[START OF TASK DATA]
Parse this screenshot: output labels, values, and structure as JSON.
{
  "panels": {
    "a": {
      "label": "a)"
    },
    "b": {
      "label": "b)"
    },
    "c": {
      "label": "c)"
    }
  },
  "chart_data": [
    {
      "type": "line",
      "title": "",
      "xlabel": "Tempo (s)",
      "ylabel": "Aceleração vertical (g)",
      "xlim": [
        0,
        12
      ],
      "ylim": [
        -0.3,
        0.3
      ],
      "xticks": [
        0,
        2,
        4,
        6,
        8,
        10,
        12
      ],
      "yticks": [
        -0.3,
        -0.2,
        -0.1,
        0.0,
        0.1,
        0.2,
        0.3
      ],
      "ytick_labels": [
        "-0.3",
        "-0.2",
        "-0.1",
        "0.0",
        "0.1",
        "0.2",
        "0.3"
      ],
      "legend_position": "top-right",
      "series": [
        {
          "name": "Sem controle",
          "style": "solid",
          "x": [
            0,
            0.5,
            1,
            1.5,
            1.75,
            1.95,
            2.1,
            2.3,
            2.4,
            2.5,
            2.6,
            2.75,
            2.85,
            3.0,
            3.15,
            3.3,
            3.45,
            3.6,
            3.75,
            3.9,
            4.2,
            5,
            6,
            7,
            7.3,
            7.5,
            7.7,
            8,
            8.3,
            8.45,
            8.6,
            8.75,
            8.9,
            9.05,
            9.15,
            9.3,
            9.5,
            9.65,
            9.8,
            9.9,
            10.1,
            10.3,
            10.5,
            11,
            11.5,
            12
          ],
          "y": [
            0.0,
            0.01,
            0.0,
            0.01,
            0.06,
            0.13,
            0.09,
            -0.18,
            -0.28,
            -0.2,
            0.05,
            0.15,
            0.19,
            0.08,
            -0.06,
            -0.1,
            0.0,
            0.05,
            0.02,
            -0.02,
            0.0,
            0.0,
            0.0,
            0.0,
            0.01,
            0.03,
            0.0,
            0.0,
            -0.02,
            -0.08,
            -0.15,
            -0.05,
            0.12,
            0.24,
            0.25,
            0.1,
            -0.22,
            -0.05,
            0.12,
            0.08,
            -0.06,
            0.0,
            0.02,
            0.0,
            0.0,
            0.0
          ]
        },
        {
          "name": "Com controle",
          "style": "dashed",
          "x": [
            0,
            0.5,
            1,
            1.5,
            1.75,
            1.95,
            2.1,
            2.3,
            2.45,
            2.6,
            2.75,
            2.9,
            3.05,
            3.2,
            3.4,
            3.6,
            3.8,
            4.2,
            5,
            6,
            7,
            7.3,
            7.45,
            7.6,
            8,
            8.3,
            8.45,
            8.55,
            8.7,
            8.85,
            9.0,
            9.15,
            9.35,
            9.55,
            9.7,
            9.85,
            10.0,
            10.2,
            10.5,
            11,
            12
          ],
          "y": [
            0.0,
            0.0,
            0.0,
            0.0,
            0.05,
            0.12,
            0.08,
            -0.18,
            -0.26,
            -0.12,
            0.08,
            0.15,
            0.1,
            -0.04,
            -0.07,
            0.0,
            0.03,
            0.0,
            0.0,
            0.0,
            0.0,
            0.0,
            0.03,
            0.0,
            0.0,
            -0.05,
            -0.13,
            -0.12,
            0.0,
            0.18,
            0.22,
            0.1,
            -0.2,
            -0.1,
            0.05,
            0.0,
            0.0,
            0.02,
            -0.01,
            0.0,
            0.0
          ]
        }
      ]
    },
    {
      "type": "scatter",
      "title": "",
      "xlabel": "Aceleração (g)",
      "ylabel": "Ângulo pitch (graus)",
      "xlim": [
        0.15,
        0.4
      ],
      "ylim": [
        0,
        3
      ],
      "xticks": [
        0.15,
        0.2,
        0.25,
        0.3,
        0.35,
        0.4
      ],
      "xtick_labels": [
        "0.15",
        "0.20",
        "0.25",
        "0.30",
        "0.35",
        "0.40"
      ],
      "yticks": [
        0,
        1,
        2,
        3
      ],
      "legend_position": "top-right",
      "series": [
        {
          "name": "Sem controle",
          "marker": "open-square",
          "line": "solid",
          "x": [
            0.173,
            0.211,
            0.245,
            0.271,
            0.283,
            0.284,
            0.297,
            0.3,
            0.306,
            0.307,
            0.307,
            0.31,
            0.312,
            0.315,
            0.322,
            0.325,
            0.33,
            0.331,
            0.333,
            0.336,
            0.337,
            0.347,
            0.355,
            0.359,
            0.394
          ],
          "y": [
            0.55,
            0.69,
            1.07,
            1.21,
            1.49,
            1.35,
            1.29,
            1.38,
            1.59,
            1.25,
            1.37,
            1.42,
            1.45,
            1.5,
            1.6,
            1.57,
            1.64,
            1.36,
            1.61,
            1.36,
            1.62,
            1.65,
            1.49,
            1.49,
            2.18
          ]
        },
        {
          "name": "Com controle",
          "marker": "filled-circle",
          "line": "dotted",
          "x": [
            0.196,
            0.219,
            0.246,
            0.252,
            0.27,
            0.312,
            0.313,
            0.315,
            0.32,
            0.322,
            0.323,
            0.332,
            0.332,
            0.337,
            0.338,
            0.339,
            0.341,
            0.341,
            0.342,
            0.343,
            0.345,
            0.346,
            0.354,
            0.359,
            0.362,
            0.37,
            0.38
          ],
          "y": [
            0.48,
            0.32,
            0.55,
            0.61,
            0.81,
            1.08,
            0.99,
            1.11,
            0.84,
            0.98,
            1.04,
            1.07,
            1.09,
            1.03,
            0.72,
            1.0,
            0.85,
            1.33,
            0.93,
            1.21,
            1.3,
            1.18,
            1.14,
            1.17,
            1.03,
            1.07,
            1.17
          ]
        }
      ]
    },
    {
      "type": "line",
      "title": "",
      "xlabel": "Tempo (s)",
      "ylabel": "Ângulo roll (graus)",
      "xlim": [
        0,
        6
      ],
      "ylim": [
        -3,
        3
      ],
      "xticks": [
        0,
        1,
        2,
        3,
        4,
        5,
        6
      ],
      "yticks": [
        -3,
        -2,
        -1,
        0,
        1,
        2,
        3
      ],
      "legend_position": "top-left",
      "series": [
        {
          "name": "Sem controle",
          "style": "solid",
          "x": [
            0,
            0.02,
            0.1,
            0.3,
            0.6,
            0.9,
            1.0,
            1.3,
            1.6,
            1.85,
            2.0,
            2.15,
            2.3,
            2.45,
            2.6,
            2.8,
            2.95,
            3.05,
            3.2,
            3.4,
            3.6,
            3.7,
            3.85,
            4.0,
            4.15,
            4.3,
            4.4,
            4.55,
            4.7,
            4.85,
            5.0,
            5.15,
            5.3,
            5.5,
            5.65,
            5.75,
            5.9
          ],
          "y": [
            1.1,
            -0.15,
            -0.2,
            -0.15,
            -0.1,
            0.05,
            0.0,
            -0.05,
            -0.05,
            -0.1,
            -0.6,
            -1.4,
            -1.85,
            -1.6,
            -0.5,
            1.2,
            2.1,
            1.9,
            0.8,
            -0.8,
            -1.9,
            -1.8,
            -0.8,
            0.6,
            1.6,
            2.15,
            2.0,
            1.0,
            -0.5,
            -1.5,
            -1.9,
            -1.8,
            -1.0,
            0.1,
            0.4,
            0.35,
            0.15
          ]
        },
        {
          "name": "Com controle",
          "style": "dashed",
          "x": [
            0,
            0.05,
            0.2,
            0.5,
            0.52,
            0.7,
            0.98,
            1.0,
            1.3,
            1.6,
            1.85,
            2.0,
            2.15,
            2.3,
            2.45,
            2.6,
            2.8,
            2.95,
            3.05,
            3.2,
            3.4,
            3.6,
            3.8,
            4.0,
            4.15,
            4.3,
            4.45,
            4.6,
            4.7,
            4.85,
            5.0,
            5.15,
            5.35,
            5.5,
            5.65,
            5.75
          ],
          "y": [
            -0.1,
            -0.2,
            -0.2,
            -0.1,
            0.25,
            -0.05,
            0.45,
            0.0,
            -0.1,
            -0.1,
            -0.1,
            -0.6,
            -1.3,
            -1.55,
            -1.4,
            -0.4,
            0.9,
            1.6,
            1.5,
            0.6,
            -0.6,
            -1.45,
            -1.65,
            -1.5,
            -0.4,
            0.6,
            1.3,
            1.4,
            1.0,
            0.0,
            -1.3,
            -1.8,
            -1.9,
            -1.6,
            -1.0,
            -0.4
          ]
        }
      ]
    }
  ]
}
[END OF TASK DATA]
PROBLEM TO WORK ON | Go through the preceding material and copy each line that has the word "marker".

RESPONSE TO THIS TASK |
          "marker": "open-square",
          "marker": "filled-circle",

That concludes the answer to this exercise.